**Stated task:** Return every entry below verbatim, line for line, and leave out any pictures.

**Stored data:**
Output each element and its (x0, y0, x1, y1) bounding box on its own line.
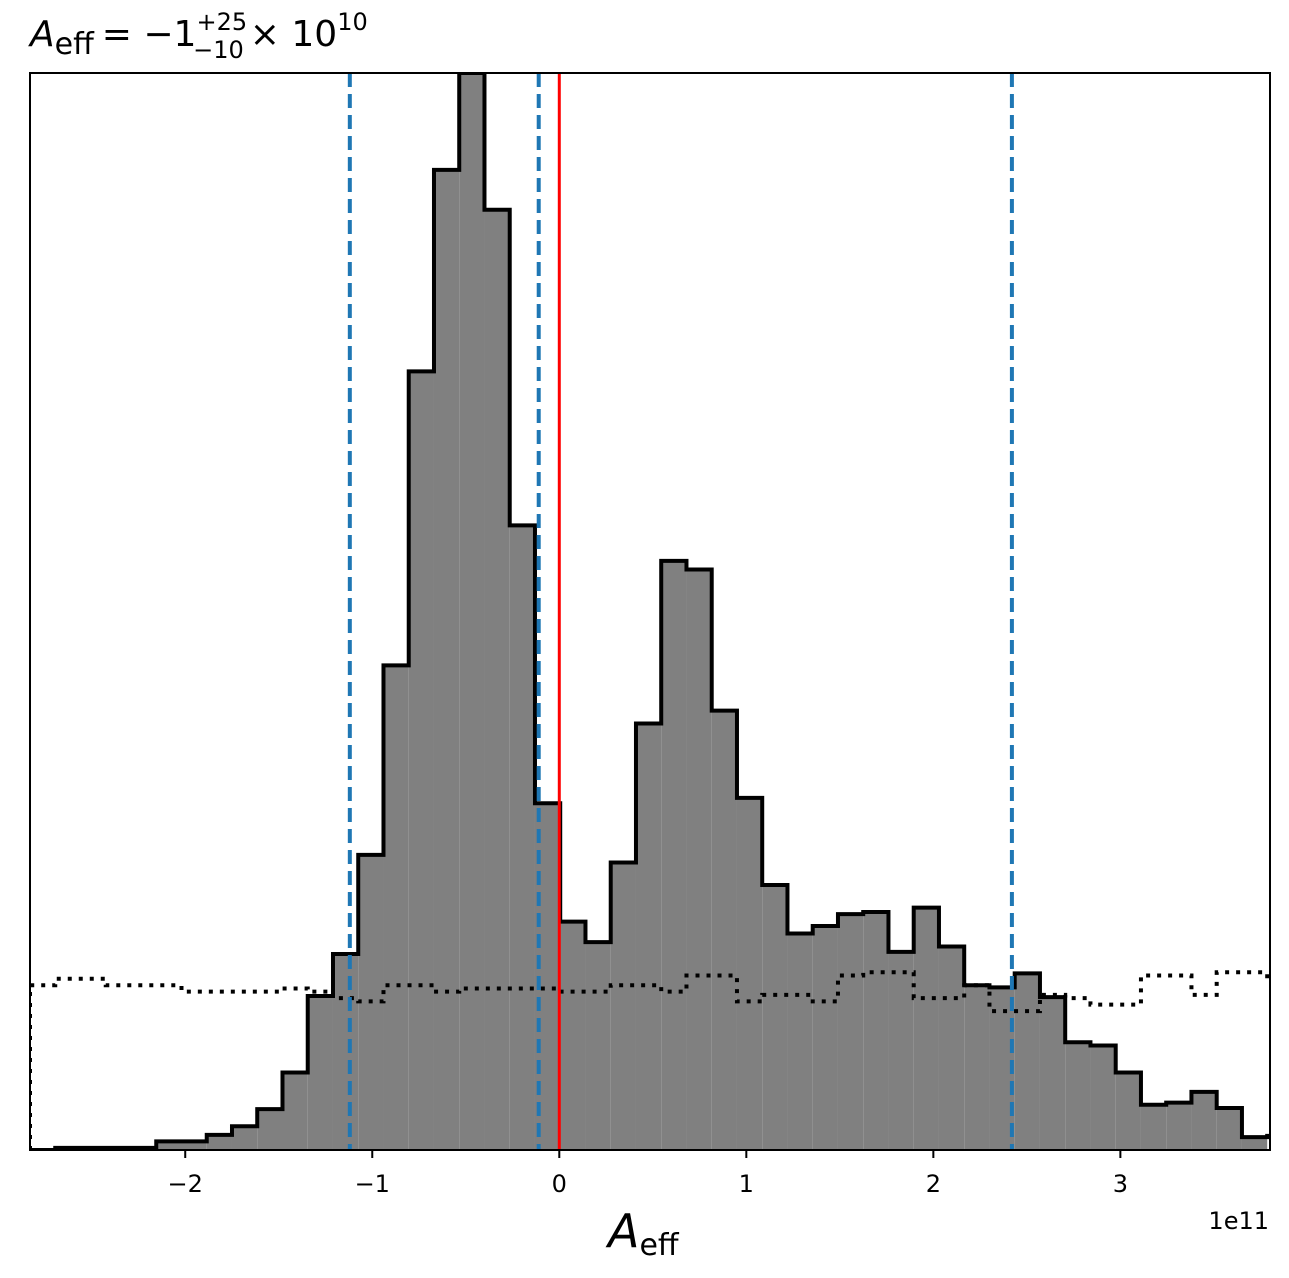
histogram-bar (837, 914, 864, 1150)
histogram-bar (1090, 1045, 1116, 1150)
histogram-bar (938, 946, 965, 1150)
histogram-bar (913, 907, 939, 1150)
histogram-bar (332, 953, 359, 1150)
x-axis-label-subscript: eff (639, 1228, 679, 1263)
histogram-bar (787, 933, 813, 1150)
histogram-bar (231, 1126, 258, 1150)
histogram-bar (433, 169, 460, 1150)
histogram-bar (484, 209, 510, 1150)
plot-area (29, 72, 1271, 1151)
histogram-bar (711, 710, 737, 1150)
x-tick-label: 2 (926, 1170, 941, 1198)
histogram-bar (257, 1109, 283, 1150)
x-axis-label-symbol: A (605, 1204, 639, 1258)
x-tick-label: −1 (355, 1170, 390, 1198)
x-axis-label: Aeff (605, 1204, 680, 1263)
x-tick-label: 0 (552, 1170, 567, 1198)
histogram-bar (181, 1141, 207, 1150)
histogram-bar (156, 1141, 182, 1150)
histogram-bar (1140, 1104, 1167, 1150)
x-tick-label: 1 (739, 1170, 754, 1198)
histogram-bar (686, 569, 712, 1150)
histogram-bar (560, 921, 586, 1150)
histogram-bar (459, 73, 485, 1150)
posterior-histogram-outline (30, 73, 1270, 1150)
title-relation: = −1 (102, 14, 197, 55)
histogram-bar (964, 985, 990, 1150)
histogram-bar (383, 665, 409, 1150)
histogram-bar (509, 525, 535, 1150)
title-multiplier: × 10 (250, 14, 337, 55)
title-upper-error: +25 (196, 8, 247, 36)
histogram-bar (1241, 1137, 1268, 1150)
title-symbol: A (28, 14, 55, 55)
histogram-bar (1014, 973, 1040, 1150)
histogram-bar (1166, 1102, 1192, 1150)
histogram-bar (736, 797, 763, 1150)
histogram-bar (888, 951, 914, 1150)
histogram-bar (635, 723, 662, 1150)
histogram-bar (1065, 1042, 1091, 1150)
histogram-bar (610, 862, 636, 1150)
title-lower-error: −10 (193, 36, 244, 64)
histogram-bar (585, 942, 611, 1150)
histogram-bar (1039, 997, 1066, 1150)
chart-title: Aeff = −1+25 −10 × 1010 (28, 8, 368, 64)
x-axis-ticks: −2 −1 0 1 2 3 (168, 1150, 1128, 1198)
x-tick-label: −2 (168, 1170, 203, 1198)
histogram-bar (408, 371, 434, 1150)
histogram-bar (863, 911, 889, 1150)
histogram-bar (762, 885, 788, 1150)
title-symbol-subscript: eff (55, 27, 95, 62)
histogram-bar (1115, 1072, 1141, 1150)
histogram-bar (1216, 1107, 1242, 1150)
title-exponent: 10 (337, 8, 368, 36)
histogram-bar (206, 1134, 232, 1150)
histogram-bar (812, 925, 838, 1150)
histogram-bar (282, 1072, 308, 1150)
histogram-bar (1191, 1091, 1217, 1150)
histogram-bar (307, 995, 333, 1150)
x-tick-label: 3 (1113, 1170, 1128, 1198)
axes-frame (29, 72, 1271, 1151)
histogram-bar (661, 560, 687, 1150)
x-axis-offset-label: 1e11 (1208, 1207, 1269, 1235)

**Answer to the exercise:**
Output each element and its (x0, y0, x1, y1) bounding box on its own line.
histogram-bar (837, 914, 864, 1150)
histogram-bar (1090, 1045, 1116, 1150)
histogram-bar (938, 946, 965, 1150)
histogram-bar (913, 907, 939, 1150)
histogram-bar (332, 953, 359, 1150)
x-axis-label-subscript: eff (639, 1228, 679, 1263)
histogram-bar (787, 933, 813, 1150)
histogram-bar (231, 1126, 258, 1150)
histogram-bar (433, 169, 460, 1150)
histogram-bar (484, 209, 510, 1150)
plot-area (29, 72, 1271, 1151)
histogram-bar (711, 710, 737, 1150)
x-tick-label: 2 (926, 1170, 941, 1198)
histogram-bar (257, 1109, 283, 1150)
x-axis-label-symbol: A (605, 1204, 639, 1258)
x-tick-label: −1 (355, 1170, 390, 1198)
x-axis-label: Aeff (605, 1204, 680, 1263)
x-tick-label: 0 (552, 1170, 567, 1198)
histogram-bar (181, 1141, 207, 1150)
histogram-bar (156, 1141, 182, 1150)
histogram-bar (1140, 1104, 1167, 1150)
x-tick-label: 1 (739, 1170, 754, 1198)
histogram-bar (686, 569, 712, 1150)
histogram-bar (560, 921, 586, 1150)
histogram-bar (459, 73, 485, 1150)
posterior-histogram-outline (30, 73, 1270, 1150)
title-relation: = −1 (102, 14, 197, 55)
histogram-bar (964, 985, 990, 1150)
histogram-bar (383, 665, 409, 1150)
histogram-bar (509, 525, 535, 1150)
title-multiplier: × 10 (250, 14, 337, 55)
title-upper-error: +25 (196, 8, 247, 36)
histogram-bar (1241, 1137, 1268, 1150)
title-symbol: A (28, 14, 55, 55)
histogram-bar (1014, 973, 1040, 1150)
histogram-bar (1166, 1102, 1192, 1150)
histogram-bar (736, 797, 763, 1150)
histogram-bar (888, 951, 914, 1150)
histogram-bar (635, 723, 662, 1150)
histogram-bar (1065, 1042, 1091, 1150)
histogram-bar (610, 862, 636, 1150)
title-lower-error: −10 (193, 36, 244, 64)
histogram-bar (585, 942, 611, 1150)
histogram-bar (1039, 997, 1066, 1150)
chart-title: Aeff = −1+25 −10 × 1010 (28, 8, 368, 64)
x-axis-ticks: −2 −1 0 1 2 3 (168, 1150, 1128, 1198)
x-tick-label: −2 (168, 1170, 203, 1198)
histogram-bar (408, 371, 434, 1150)
histogram-bar (863, 911, 889, 1150)
histogram-bar (762, 885, 788, 1150)
title-symbol-subscript: eff (55, 27, 95, 62)
histogram-bar (1115, 1072, 1141, 1150)
histogram-bar (1216, 1107, 1242, 1150)
title-exponent: 10 (337, 8, 368, 36)
histogram-bar (206, 1134, 232, 1150)
histogram-bar (812, 925, 838, 1150)
histogram-bar (282, 1072, 308, 1150)
histogram-bar (1191, 1091, 1217, 1150)
histogram-bar (307, 995, 333, 1150)
x-tick-label: 3 (1113, 1170, 1128, 1198)
axes-frame (29, 72, 1271, 1151)
histogram-bar (661, 560, 687, 1150)
x-axis-offset-label: 1e11 (1208, 1207, 1269, 1235)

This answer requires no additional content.